[START Exercise materials]

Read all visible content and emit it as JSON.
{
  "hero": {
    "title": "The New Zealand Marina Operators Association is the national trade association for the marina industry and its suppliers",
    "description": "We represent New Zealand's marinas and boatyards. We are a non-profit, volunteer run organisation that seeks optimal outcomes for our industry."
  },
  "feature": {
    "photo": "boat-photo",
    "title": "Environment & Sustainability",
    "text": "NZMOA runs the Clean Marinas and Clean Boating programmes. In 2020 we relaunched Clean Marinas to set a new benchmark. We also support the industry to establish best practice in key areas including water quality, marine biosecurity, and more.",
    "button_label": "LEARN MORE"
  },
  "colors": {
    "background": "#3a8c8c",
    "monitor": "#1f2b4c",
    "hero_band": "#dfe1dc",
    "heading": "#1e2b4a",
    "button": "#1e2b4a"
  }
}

[END Exercise materials]

Prompt:
Give the number of lines where the string "title" occurs, without any further text.

Result below:
2